Identify and copy all lines of the material where the string "Apply" is found.
** start **
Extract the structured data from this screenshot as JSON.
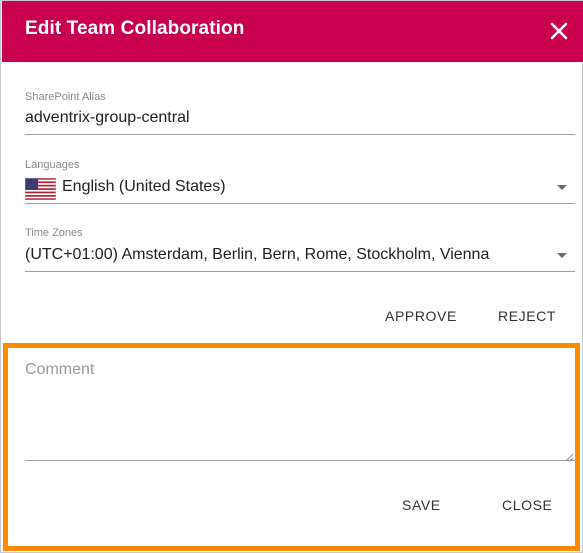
{
  "dialog": {
    "title": "Edit Team Collaboration",
    "header_color": "#c8004e",
    "highlight_color": "#ff8a00"
  },
  "fields": {
    "sharepoint_alias": {
      "label": "SharePoint Alias",
      "value": "adventrix-group-central"
    },
    "languages": {
      "label": "Languages",
      "value": "English (United States)",
      "icon": "us-flag-icon"
    },
    "time_zones": {
      "label": "Time Zones",
      "value": "(UTC+01:00) Amsterdam, Berlin, Bern, Rome, Stockholm, Vienna"
    }
  },
  "actions": {
    "approve": "APPROVE",
    "reject": "REJECT"
  },
  "comment": {
    "placeholder": "Comment",
    "save": "SAVE",
    "close": "CLOSE"
  }
}
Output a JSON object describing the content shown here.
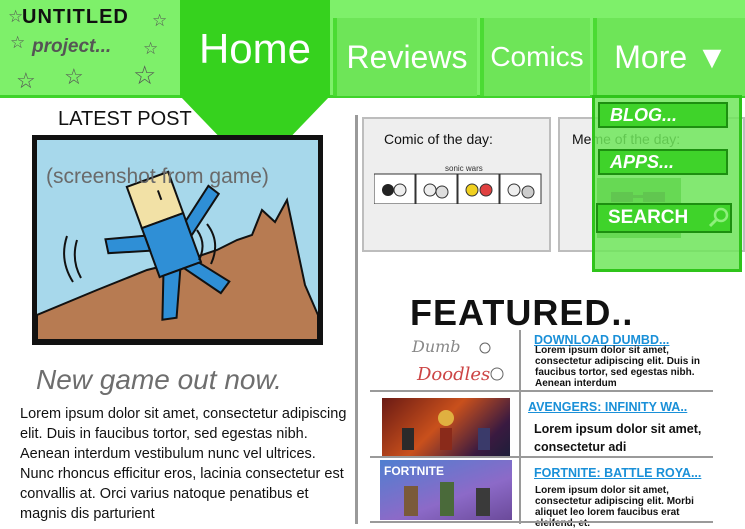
{
  "header": {
    "logo_title": "UNTITLED",
    "logo_subtitle": "project...",
    "nav": [
      "Home",
      "Reviews",
      "Comics",
      "More ▼"
    ]
  },
  "dropdown": {
    "items": [
      "BLOG...",
      "APPS..."
    ],
    "search_label": "SEARCH"
  },
  "latest_post": {
    "heading": "LATEST POST",
    "image_caption": "(screenshot from game)",
    "tagline": "New game out now.",
    "body": "Lorem ipsum dolor sit amet, consectetur adipiscing elit. Duis in faucibus tortor, sed egestas nibh. Aenean interdum vestibulum nunc vel ultrices. Nunc rhoncus efficitur eros, lacinia consectetur est convallis at. Orci varius natoque penatibus et magnis dis parturient"
  },
  "comic_of_day": {
    "title": "Comic of the day:",
    "panel_label": "sonic wars"
  },
  "meme_of_day": {
    "title": "Meme of the day:"
  },
  "featured": {
    "heading": "FEATURED..",
    "items": [
      {
        "title": "DOWNLOAD DUMBD...",
        "text": "Lorem ipsum dolor sit amet, consectetur adipiscing elit. Duis in faucibus tortor, sed egestas nibh. Aenean interdum",
        "thumb_label": "Dumb Doodles"
      },
      {
        "title": "AVENGERS: INFINITY WA..",
        "text": "Lorem ipsum dolor sit amet, consectetur adi",
        "thumb_label": ""
      },
      {
        "title": "FORTNITE: BATTLE ROYA...",
        "text": "Lorem ipsum dolor sit amet, consectetur adipiscing elit. Morbi aliquet leo lorem faucibus erat eleifend, et.",
        "thumb_label": "FORTNITE"
      }
    ]
  },
  "colors": {
    "header_green": "#7ef06a",
    "home_green": "#36d21e",
    "link_blue": "#1a90d8"
  }
}
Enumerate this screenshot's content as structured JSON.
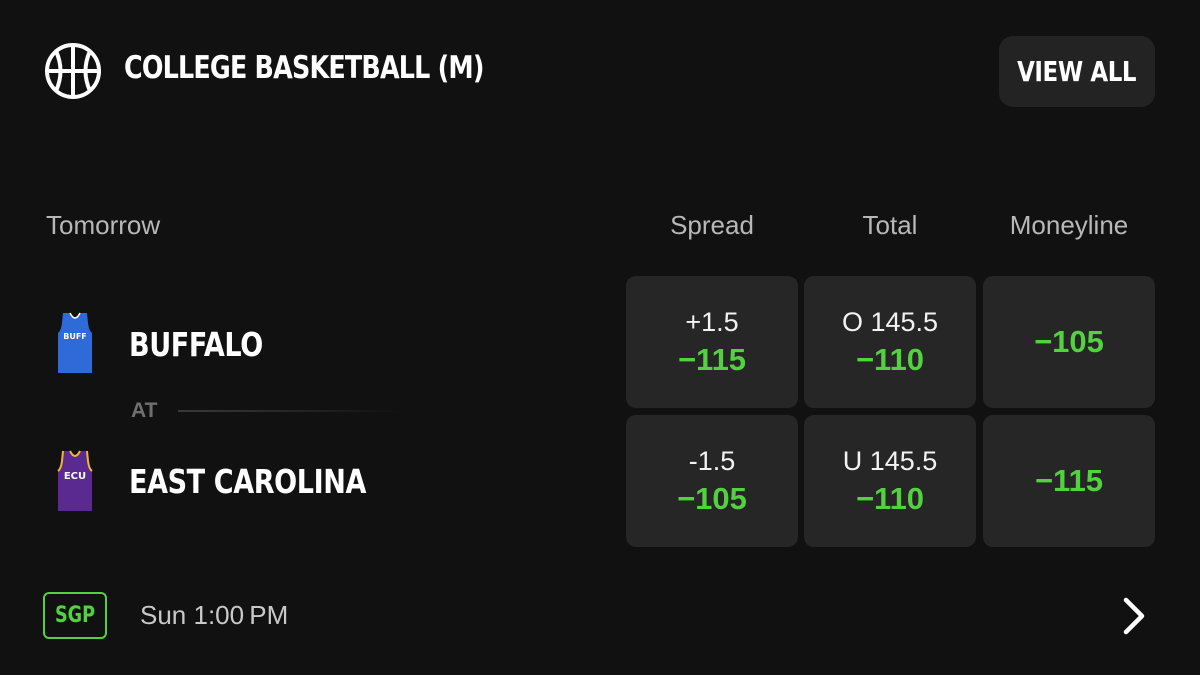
{
  "header": {
    "league_icon": "basketball-icon",
    "title": "COLLEGE BASKETBALL (M)",
    "view_all_label": "VIEW ALL"
  },
  "columns": {
    "date": "Tomorrow",
    "spread": "Spread",
    "total": "Total",
    "moneyline": "Moneyline"
  },
  "game": {
    "away": {
      "name": "BUFFALO",
      "jersey_text": "BUFF",
      "jersey_color": "#2f6bd8",
      "spread_line": "+1.5",
      "spread_price": "−115",
      "total_line": "O 145.5",
      "total_price": "−110",
      "moneyline": "−105"
    },
    "separator": "AT",
    "home": {
      "name": "EAST CAROLINA",
      "jersey_text": "ECU",
      "jersey_color": "#5a2a91",
      "jersey_trim": "#f2b731",
      "spread_line": "-1.5",
      "spread_price": "−105",
      "total_line": "U 145.5",
      "total_price": "−110",
      "moneyline": "−115"
    }
  },
  "footer": {
    "sgp_label": "SGP",
    "time": "Sun 1:00 PM",
    "chevron_icon": "chevron-right-icon"
  },
  "colors": {
    "background": "#111111",
    "cell": "#262626",
    "accent_green": "#52d23e"
  }
}
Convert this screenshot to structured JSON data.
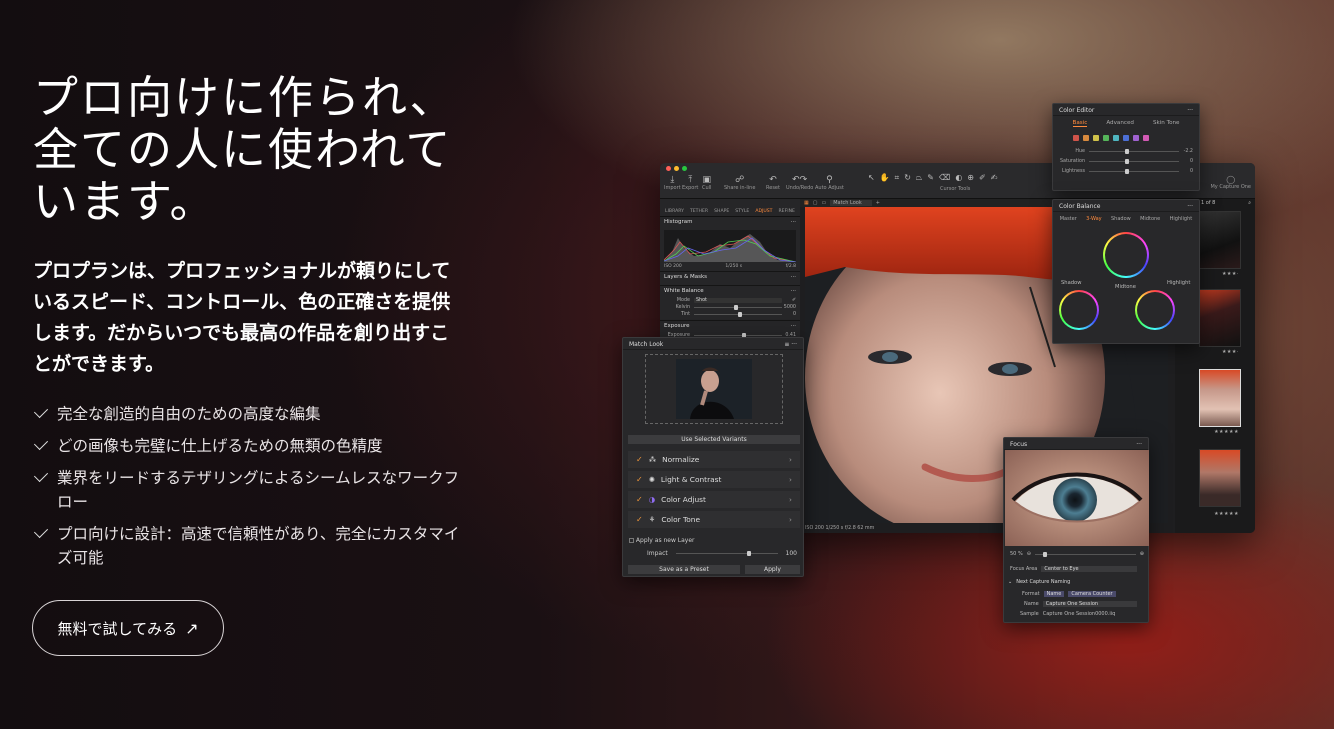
{
  "hero": {
    "headline": "プロ向けに作られ、\n全ての人に使われて\nいます。",
    "lead": "プロプランは、プロフェッショナルが頼りにして\nいるスピード、コントロール、色の正確さを提供\nします。だからいつでも最高の作品を創り出すこ\nとができます。",
    "features": [
      "完全な創造的自由のための高度な編集",
      "どの画像も完璧に仕上げるための無類の色精度",
      "業界をリードするテザリングによるシームレスなワークフ\nロー",
      "プロ向けに設計：高速で信頼性があり、完全にカスタマイ\nズ可能"
    ],
    "cta_label": "無料で試してみる",
    "cta_arrow": "↗"
  },
  "colors": {
    "accent": "#ff8a3d",
    "check": "#f0963a"
  },
  "app": {
    "toolbar": [
      {
        "label": "Import",
        "icon": "import-icon"
      },
      {
        "label": "Export",
        "icon": "export-icon"
      },
      {
        "label": "Cull",
        "icon": "cull-icon"
      },
      {
        "label": "Share in-line",
        "icon": "share-icon"
      },
      {
        "label": "Reset",
        "icon": "reset-icon"
      },
      {
        "label": "Undo/Redo",
        "icon": "undo-icon"
      },
      {
        "label": "Auto Adjust",
        "icon": "wand-icon"
      }
    ],
    "cursor_tools_label": "Cursor Tools",
    "user_label": "My Capture One",
    "tabs": [
      "LIBRARY",
      "TETHER",
      "SHAPE",
      "STYLE",
      "ADJUST",
      "REFINE"
    ],
    "active_tab": "ADJUST",
    "histogram": {
      "title": "Histogram",
      "iso": "ISO 200",
      "shutter": "1/250 s",
      "aperture": "f/2.8"
    },
    "layers_title": "Layers & Masks",
    "white_balance": {
      "title": "White Balance",
      "mode_label": "Mode",
      "mode_value": "Shot",
      "kelvin_label": "Kelvin",
      "kelvin_value": "5000",
      "tint_label": "Tint",
      "tint_value": "0"
    },
    "exposure": {
      "title": "Exposure",
      "label": "Exposure",
      "value": "0.41"
    },
    "viewer_dropdown": "Match Look",
    "photo_info": "ISO 200   1/250 s   f/2.8   62 mm",
    "filmstrip_count": "1 of 8",
    "rating_stars": "★★★★★",
    "rating_stars_small": "★★★·"
  },
  "match_look": {
    "title": "Match Look",
    "use_selected": "Use Selected Variants",
    "options": [
      {
        "label": "Normalize",
        "icon": "normalize-icon"
      },
      {
        "label": "Light & Contrast",
        "icon": "light-icon"
      },
      {
        "label": "Color Adjust",
        "icon": "color-adjust-icon"
      },
      {
        "label": "Color Tone",
        "icon": "color-tone-icon"
      }
    ],
    "apply_new_layer": "Apply as new Layer",
    "impact_label": "Impact",
    "impact_value": "100",
    "save_preset": "Save as a Preset",
    "apply": "Apply"
  },
  "color_editor": {
    "title": "Color Editor",
    "tabs": [
      "Basic",
      "Advanced",
      "Skin Tone"
    ],
    "active_tab": "Basic",
    "swatches": [
      "#d0544a",
      "#d88a3e",
      "#d0c24a",
      "#55b55a",
      "#4fb6c0",
      "#4c6fd6",
      "#a062d0",
      "#d25ab4"
    ],
    "hue_label": "Hue",
    "hue_value": "-2.2",
    "saturation_label": "Saturation",
    "saturation_value": "0",
    "lightness_label": "Lightness",
    "lightness_value": "0"
  },
  "color_balance": {
    "title": "Color Balance",
    "tabs": [
      "Master",
      "3-Way",
      "Shadow",
      "Midtone",
      "Highlight"
    ],
    "active_tab": "3-Way",
    "shadow": "Shadow",
    "midtone": "Midtone",
    "highlight": "Highlight"
  },
  "focus": {
    "title": "Focus",
    "zoom": "50 %",
    "area_label": "Focus Area",
    "area_value": "Center to Eye",
    "naming_title": "Next Capture Naming",
    "format_label": "Format",
    "format_tokens": [
      "Name",
      "Camera Counter"
    ],
    "name_label": "Name",
    "name_value": "Capture One Session",
    "sample_label": "Sample",
    "sample_value": "Capture One Session0000.iiq"
  }
}
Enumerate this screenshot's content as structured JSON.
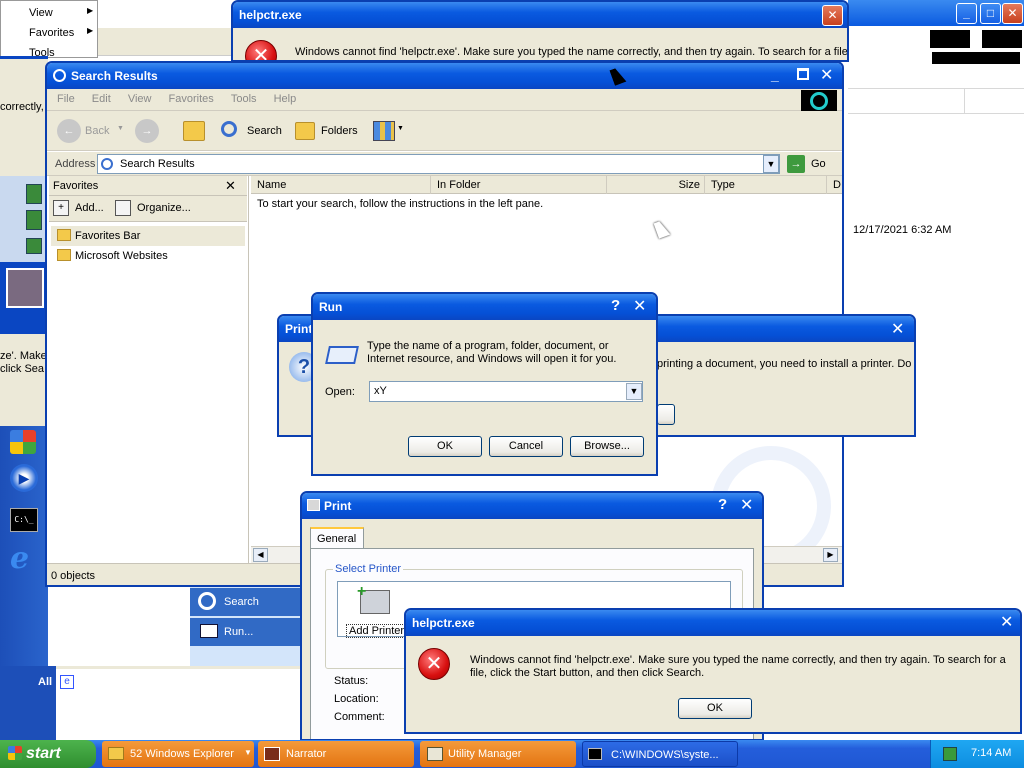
{
  "bg_menu": {
    "items": [
      "View",
      "Favorites",
      "Tools"
    ]
  },
  "error_top": {
    "title": "helpctr.exe",
    "message": "Windows cannot find 'helpctr.exe'. Make sure you typed the name correctly, and then try again. To search for a file,"
  },
  "left_fragments": {
    "a": "correctly,",
    "b": "ze'. Make",
    "c": "click Sea"
  },
  "search_results": {
    "title": "Search Results",
    "menu": [
      "File",
      "Edit",
      "View",
      "Favorites",
      "Tools",
      "Help"
    ],
    "toolbar": {
      "back": "Back",
      "search": "Search",
      "folders": "Folders"
    },
    "address_label": "Address",
    "address_value": "Search Results",
    "go": "Go",
    "favorites": {
      "title": "Favorites",
      "add": "Add...",
      "organize": "Organize...",
      "items": [
        "Favorites Bar",
        "Microsoft Websites"
      ]
    },
    "columns": [
      "Name",
      "In Folder",
      "Size",
      "Type",
      "D"
    ],
    "empty_message": "To start your search, follow the instructions in the left pane.",
    "status": "0 objects"
  },
  "timestamp": "12/17/2021 6:32 AM",
  "printer_msg": {
    "title": "Print",
    "message_line1": "printing a document, you need to install a printer. Do"
  },
  "run_dialog": {
    "title": "Run",
    "description": "Type the name of a program, folder, document, or Internet resource, and Windows will open it for you.",
    "open_label": "Open:",
    "open_value": "xY",
    "ok": "OK",
    "cancel": "Cancel",
    "browse": "Browse..."
  },
  "print_dialog": {
    "title": "Print",
    "tab": "General",
    "group_label": "Select Printer",
    "add_printer": "Add Printer",
    "status_label": "Status:",
    "location_label": "Location:",
    "comment_label": "Comment:"
  },
  "start_menu": {
    "search": "Search",
    "run": "Run...",
    "all": "All"
  },
  "error_bottom": {
    "title": "helpctr.exe",
    "message": "Windows cannot find 'helpctr.exe'. Make sure you typed the name correctly, and then try again. To search for a file, click the Start button, and then click Search.",
    "ok": "OK"
  },
  "taskbar": {
    "start": "start",
    "tasks": [
      "52 Windows Explorer",
      "Narrator",
      "Utility Manager",
      "C:\\WINDOWS\\syste..."
    ],
    "clock": "7:14 AM"
  }
}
** end **
* **RESULT OF THIS EXERCISE**:
    "apply_new_layer": "Apply as new Layer",
    "apply": "Apply"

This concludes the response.